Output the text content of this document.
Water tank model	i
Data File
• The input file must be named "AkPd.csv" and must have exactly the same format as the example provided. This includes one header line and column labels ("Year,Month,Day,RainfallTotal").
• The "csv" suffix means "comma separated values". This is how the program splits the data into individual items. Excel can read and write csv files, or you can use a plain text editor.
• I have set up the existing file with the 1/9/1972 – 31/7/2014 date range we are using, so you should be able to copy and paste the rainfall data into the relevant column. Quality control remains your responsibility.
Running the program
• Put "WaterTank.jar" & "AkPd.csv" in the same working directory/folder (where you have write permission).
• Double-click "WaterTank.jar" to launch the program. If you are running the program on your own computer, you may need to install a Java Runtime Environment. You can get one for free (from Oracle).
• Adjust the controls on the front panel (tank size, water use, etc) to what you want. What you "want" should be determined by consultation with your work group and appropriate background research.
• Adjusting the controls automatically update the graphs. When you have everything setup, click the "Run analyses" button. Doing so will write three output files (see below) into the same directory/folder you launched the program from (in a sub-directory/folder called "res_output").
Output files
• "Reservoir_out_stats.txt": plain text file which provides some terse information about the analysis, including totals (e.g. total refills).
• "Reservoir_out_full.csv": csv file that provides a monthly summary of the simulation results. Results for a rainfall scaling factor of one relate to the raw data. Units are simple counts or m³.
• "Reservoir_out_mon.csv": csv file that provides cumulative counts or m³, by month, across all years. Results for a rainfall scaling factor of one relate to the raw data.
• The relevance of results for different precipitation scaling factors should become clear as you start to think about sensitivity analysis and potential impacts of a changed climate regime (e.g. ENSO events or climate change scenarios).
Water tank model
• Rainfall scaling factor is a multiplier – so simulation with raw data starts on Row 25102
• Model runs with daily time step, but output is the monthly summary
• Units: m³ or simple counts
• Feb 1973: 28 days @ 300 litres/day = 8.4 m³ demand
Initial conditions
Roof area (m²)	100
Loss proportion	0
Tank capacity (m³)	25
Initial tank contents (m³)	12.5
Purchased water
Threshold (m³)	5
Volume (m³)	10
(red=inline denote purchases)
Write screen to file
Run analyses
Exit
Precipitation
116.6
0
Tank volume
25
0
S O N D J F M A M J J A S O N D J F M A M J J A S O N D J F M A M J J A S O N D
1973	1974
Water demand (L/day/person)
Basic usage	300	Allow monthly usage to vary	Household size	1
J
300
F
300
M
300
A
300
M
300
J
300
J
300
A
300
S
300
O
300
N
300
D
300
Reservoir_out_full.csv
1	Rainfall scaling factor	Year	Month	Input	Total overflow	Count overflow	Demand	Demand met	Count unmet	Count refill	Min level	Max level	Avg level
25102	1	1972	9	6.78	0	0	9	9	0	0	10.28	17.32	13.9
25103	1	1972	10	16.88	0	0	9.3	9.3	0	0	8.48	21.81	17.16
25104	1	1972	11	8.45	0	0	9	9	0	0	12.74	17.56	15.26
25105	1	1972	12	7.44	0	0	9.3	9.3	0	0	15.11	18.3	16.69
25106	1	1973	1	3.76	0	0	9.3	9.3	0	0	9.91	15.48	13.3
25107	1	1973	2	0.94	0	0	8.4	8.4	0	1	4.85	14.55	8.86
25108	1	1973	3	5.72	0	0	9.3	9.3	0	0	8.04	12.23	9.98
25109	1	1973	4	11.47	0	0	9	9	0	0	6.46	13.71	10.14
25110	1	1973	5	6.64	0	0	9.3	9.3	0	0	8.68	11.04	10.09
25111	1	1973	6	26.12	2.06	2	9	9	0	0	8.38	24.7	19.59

=======

# WORK TO COMPLETE
Produce an exact copy of all the records.

# TASK SOLUTION
Output the text content of this document.
Water tank model	i
Data File
• The input file must be named "AkPd.csv" and must have exactly the same format as the example provided. This includes one header line and column labels ("Year,Month,Day,RainfallTotal").
• The "csv" suffix means "comma separated values". This is how the program splits the data into individual items. Excel can read and write csv files, or you can use a plain text editor.
• I have set up the existing file with the 1/9/1972 – 31/7/2014 date range we are using, so you should be able to copy and paste the rainfall data into the relevant column. Quality control remains your responsibility.
Running the program
• Put "WaterTank.jar" & "AkPd.csv" in the same working directory/folder (where you have write permission).
• Double-click "WaterTank.jar" to launch the program. If you are running the program on your own computer, you may need to install a Java Runtime Environment. You can get one for free (from Oracle).
• Adjust the controls on the front panel (tank size, water use, etc) to what you want. What you "want" should be determined by consultation with your work group and appropriate background research.
• Adjusting the controls automatically update the graphs. When you have everything setup, click the "Run analyses" button. Doing so will write three output files (see below) into the same directory/folder you launched the program from (in a sub-directory/folder called "res_output").
Output files
• "Reservoir_out_stats.txt": plain text file which provides some terse information about the analysis, including totals (e.g. total refills).
• "Reservoir_out_full.csv": csv file that provides a monthly summary of the simulation results. Results for a rainfall scaling factor of one relate to the raw data. Units are simple counts or m³.
• "Reservoir_out_mon.csv": csv file that provides cumulative counts or m³, by month, across all years. Results for a rainfall scaling factor of one relate to the raw data.
• The relevance of results for different precipitation scaling factors should become clear as you start to think about sensitivity analysis and potential impacts of a changed climate regime (e.g. ENSO events or climate change scenarios).
Water tank model
• Rainfall scaling factor is a multiplier – so simulation with raw data starts on Row 25102
• Model runs with daily time step, but output is the monthly summary
• Units: m³ or simple counts
• Feb 1973: 28 days @ 300 litres/day = 8.4 m³ demand
Initial conditions
Roof area (m²)	100
Loss proportion	0
Tank capacity (m³)	25
Initial tank contents (m³)	12.5
Purchased water
Threshold (m³)	5
Volume (m³)	10
(red=inline denote purchases)
Write screen to file
Run analyses
Exit
Precipitation
116.6
0
Tank volume
25
0
S O N D J F M A M J J A S O N D J F M A M J J A S O N D J F M A M J J A S O N D
1973	1974
Water demand (L/day/person)
Basic usage	300	Allow monthly usage to vary	Household size	1
J
300
F
300
M
300
A
300
M
300
J
300
J
300
A
300
S
300
O
300
N
300
D
300
Reservoir_out_full.csv
1	Rainfall scaling factor	Year	Month	Input	Total overflow	Count overflow	Demand	Demand met	Count unmet	Count refill	Min level	Max level	Avg level
25102	1	1972	9	6.78	0	0	9	9	0	0	10.28	17.32	13.9
25103	1	1972	10	16.88	0	0	9.3	9.3	0	0	8.48	21.81	17.16
25104	1	1972	11	8.45	0	0	9	9	0	0	12.74	17.56	15.26
25105	1	1972	12	7.44	0	0	9.3	9.3	0	0	15.11	18.3	16.69
25106	1	1973	1	3.76	0	0	9.3	9.3	0	0	9.91	15.48	13.3
25107	1	1973	2	0.94	0	0	8.4	8.4	0	1	4.85	14.55	8.86
25108	1	1973	3	5.72	0	0	9.3	9.3	0	0	8.04	12.23	9.98
25109	1	1973	4	11.47	0	0	9	9	0	0	6.46	13.71	10.14
25110	1	1973	5	6.64	0	0	9.3	9.3	0	0	8.68	11.04	10.09
25111	1	1973	6	26.12	2.06	2	9	9	0	0	8.38	24.7	19.59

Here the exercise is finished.